_To be done_
Extract, from the listing that follows, each line containing the word "this".

# Records to use start

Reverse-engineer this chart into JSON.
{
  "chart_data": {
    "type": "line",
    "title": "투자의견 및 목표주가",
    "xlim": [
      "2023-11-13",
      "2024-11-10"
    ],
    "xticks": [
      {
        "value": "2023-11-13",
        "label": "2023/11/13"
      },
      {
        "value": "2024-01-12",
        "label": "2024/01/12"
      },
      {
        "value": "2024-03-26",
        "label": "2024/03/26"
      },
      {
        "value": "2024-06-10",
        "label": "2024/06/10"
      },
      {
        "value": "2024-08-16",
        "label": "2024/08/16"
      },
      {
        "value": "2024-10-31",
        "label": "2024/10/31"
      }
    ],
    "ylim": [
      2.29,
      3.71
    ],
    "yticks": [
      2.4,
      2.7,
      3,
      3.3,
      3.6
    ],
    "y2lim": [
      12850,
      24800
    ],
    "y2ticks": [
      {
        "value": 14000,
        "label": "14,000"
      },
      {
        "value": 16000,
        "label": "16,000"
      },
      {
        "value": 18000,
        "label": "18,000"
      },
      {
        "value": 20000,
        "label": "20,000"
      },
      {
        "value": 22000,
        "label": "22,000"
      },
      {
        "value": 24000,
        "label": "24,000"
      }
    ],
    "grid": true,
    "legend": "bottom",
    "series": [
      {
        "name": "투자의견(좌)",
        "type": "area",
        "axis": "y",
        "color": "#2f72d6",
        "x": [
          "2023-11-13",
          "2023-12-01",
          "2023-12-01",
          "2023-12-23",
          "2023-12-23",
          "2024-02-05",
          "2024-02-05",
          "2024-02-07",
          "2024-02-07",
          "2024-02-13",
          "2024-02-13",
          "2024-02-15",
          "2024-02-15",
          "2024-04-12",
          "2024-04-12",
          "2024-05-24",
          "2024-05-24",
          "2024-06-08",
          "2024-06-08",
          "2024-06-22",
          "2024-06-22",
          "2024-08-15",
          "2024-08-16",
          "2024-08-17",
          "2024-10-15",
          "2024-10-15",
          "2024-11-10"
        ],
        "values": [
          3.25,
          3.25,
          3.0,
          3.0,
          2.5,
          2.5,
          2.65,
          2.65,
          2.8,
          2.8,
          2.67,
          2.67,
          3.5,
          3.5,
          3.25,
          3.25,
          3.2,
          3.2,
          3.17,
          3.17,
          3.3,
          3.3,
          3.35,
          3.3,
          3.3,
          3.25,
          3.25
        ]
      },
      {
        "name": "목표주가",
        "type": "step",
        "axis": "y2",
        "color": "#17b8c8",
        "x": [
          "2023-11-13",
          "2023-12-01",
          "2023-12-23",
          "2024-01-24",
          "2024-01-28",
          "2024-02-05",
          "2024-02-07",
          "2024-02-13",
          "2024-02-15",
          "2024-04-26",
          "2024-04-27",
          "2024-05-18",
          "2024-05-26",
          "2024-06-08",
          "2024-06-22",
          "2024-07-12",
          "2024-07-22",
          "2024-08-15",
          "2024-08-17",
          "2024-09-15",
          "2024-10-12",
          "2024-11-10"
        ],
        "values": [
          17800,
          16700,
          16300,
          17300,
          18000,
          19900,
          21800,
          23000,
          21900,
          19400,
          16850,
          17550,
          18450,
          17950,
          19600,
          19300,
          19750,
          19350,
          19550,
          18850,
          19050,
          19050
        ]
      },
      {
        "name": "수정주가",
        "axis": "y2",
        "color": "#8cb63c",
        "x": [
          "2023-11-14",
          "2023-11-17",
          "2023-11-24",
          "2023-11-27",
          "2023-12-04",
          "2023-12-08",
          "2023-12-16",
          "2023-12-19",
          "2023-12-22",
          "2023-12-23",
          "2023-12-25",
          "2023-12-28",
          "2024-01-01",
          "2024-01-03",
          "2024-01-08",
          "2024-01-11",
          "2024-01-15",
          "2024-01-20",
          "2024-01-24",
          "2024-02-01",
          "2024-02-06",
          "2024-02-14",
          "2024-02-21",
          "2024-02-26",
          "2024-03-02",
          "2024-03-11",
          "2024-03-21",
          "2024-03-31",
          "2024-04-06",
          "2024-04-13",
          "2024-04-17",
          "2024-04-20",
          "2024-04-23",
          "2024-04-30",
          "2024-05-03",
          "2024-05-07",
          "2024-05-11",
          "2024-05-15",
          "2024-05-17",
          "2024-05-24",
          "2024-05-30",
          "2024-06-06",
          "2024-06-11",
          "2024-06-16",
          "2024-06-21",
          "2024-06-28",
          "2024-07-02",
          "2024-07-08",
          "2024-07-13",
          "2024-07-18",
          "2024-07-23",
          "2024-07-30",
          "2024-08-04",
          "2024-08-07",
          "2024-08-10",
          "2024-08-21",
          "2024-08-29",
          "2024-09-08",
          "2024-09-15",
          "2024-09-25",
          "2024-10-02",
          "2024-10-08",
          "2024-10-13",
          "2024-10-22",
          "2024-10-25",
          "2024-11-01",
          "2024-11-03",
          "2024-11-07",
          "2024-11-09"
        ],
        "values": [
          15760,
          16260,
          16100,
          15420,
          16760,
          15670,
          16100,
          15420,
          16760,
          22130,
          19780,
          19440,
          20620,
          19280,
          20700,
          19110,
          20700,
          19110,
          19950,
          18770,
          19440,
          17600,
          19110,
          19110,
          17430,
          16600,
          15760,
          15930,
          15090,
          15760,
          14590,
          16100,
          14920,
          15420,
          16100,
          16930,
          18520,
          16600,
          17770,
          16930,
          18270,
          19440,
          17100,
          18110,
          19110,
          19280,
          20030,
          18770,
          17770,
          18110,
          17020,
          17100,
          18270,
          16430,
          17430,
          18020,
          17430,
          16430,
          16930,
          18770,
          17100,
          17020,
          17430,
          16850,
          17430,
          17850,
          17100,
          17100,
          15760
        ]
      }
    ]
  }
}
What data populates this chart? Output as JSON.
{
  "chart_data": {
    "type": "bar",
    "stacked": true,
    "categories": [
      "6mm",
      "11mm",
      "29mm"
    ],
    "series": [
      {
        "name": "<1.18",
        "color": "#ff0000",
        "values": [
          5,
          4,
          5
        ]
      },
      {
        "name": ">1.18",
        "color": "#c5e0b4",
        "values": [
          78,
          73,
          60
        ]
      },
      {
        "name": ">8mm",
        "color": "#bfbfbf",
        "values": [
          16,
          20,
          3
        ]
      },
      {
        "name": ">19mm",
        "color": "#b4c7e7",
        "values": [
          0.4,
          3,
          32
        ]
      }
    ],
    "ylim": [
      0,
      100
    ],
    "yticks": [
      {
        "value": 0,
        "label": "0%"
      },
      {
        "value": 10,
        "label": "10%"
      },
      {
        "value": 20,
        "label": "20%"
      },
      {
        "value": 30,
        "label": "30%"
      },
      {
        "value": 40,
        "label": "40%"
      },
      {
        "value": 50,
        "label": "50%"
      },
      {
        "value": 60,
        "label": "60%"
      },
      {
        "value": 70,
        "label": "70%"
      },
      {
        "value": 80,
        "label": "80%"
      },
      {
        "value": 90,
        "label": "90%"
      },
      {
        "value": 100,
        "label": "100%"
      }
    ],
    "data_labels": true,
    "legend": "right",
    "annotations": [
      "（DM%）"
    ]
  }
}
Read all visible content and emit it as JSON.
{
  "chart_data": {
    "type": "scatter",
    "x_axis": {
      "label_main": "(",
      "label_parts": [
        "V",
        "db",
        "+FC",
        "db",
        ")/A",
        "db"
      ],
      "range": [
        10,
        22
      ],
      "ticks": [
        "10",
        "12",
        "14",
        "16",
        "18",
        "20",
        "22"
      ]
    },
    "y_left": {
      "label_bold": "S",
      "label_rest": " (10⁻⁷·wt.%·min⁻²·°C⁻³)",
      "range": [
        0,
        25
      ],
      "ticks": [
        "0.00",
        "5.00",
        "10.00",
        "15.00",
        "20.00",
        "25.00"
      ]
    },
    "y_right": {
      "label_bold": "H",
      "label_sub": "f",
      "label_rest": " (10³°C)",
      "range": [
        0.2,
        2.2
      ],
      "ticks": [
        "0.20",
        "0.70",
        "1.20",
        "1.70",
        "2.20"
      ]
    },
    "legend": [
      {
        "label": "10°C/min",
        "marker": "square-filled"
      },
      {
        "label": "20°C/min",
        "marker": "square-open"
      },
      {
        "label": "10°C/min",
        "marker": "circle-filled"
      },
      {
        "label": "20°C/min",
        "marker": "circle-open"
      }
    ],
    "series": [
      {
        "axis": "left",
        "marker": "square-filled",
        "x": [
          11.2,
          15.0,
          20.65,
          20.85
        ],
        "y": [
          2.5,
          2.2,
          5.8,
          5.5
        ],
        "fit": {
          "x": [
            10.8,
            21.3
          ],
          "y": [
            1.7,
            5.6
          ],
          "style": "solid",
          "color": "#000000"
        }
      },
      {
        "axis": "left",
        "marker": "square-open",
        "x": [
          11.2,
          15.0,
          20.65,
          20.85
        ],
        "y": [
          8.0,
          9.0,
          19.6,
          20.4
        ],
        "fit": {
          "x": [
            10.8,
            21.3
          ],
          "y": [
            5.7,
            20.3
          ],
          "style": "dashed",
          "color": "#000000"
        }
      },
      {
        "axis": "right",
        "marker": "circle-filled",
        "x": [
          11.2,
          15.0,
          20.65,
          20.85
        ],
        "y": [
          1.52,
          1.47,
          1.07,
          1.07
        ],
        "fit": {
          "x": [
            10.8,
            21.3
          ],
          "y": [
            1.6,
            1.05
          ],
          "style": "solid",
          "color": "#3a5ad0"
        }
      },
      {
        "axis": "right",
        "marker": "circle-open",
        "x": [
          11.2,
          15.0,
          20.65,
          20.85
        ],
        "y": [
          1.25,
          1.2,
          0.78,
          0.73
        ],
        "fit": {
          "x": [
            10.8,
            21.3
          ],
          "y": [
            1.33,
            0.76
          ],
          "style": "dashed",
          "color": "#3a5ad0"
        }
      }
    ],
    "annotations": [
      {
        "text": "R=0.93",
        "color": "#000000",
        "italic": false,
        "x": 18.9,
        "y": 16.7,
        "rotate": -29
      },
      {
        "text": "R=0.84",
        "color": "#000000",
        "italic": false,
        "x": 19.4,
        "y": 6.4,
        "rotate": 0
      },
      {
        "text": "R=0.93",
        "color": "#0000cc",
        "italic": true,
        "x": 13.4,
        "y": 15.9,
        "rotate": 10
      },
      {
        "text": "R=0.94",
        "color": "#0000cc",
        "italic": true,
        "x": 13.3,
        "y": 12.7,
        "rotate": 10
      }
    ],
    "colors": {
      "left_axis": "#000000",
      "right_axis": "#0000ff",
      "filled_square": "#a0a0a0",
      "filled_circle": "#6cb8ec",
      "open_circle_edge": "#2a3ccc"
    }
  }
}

# Records to use end

_Result of the task_
Reverse-engineer this chart into JSON.
What data populates this chart? Output as JSON.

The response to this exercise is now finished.